Dataset rows:
· · · ·

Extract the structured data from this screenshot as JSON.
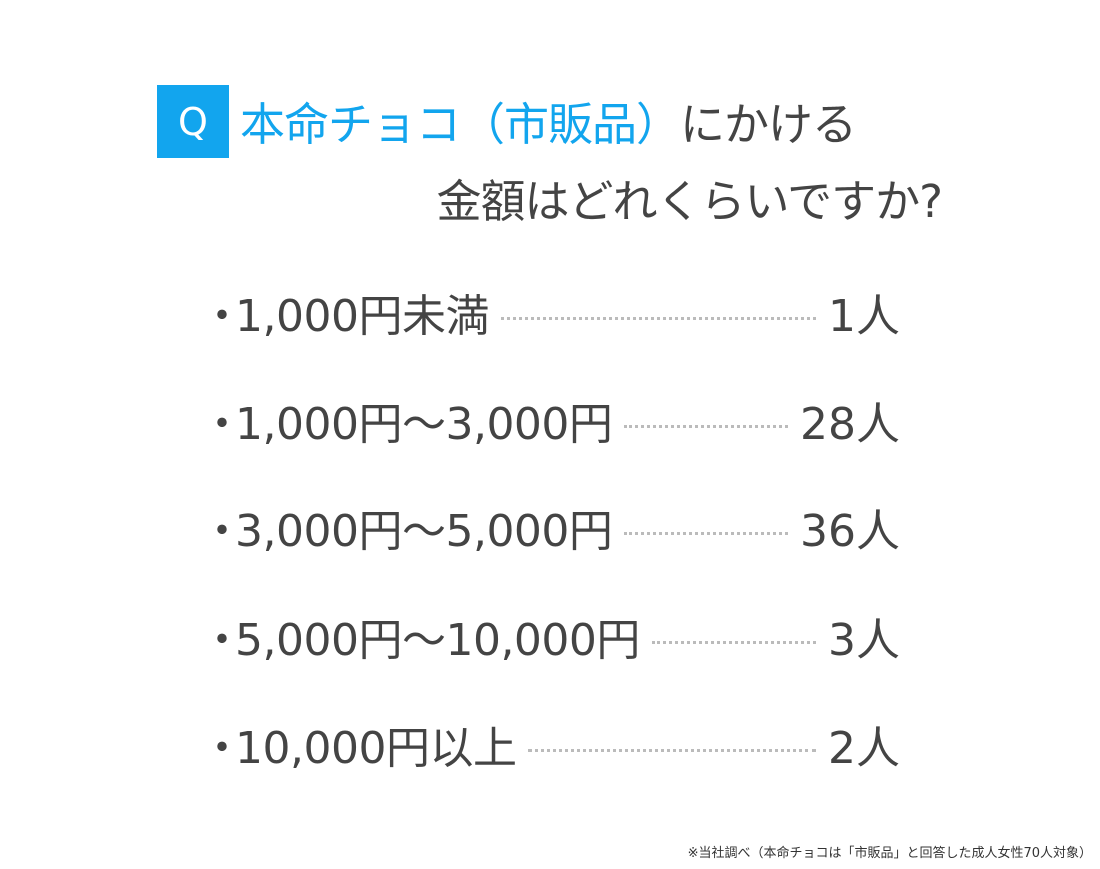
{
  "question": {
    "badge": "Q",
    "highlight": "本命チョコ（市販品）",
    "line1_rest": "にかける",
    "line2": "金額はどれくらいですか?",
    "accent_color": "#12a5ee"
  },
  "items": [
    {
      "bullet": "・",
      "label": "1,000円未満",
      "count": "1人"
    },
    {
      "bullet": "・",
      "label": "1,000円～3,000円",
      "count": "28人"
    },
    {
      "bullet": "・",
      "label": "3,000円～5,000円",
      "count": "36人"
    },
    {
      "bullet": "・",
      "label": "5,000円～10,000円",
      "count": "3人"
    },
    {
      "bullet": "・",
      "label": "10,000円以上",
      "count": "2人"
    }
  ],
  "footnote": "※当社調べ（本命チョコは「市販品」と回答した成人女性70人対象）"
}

· · · ·

From the listing, extract all text exactly as given and drop any picture.

Output for this exercise:
Extract the structured data from this screenshot as JSON.
{
  "question": {
    "badge": "Q",
    "highlight": "本命チョコ（市販品）",
    "line1_rest": "にかける",
    "line2": "金額はどれくらいですか?",
    "accent_color": "#12a5ee"
  },
  "items": [
    {
      "bullet": "・",
      "label": "1,000円未満",
      "count": "1人"
    },
    {
      "bullet": "・",
      "label": "1,000円～3,000円",
      "count": "28人"
    },
    {
      "bullet": "・",
      "label": "3,000円～5,000円",
      "count": "36人"
    },
    {
      "bullet": "・",
      "label": "5,000円～10,000円",
      "count": "3人"
    },
    {
      "bullet": "・",
      "label": "10,000円以上",
      "count": "2人"
    }
  ],
  "footnote": "※当社調べ（本命チョコは「市販品」と回答した成人女性70人対象）"
}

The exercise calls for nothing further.